Problem statement: Find every line below that contains the word "MODULATION" and copy it out.

-- Start of Data shown --

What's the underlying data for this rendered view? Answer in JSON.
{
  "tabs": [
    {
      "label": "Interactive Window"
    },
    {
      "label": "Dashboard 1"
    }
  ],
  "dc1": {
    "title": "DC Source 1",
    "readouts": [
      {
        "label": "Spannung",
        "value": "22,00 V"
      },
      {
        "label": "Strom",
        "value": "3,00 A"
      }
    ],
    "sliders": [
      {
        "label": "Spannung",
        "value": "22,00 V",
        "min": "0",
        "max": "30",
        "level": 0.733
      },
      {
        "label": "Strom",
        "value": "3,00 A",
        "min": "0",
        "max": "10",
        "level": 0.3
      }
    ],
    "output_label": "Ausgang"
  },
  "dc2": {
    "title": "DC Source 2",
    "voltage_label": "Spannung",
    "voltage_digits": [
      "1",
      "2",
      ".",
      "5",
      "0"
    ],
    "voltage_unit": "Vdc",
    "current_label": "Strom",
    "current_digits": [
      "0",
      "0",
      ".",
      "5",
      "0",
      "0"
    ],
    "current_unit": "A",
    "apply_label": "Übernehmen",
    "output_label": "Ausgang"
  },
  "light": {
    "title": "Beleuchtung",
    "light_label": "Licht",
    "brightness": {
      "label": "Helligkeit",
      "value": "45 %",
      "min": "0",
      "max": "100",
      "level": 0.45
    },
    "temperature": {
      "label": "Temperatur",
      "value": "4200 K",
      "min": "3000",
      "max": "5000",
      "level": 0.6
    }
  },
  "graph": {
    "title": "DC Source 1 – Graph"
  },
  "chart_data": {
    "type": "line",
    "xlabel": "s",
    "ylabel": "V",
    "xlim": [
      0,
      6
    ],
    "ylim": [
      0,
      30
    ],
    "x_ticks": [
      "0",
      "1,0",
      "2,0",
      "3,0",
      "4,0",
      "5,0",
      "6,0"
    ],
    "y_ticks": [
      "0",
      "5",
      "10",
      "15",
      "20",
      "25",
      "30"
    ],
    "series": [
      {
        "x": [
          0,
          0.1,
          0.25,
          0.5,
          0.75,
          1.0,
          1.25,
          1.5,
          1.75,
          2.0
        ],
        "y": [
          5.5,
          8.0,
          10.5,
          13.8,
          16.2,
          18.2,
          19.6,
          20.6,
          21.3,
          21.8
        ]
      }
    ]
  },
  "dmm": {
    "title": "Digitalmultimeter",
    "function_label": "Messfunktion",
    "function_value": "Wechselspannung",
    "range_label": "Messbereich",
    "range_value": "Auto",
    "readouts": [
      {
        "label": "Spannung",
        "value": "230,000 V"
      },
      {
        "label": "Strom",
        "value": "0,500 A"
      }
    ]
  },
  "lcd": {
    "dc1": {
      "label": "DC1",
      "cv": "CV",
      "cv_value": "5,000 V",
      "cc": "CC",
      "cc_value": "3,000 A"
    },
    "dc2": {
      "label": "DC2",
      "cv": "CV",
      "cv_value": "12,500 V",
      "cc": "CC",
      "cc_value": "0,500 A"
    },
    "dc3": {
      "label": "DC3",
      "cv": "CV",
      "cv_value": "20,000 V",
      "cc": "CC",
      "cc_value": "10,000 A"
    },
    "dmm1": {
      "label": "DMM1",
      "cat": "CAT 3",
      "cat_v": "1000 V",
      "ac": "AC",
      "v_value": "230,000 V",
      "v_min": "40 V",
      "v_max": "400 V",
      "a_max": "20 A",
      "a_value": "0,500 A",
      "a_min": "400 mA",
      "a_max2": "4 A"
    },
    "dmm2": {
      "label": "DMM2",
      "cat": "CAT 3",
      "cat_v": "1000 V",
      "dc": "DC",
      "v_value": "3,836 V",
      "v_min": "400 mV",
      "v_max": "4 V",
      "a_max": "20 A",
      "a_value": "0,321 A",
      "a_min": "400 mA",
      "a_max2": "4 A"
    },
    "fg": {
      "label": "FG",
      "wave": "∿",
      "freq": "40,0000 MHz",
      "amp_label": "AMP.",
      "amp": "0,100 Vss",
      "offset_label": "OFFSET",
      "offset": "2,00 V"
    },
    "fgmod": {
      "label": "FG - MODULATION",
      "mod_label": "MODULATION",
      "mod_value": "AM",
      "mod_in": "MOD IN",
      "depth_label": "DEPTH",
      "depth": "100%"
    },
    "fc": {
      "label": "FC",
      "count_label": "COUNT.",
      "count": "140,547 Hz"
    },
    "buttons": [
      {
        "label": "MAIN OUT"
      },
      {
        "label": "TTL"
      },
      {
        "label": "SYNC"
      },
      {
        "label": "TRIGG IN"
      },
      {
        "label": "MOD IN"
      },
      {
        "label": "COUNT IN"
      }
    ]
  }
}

-- End of Data shown --

Output below:
      "label": "FG - MODULATION",
      "mod_label": "MODULATION",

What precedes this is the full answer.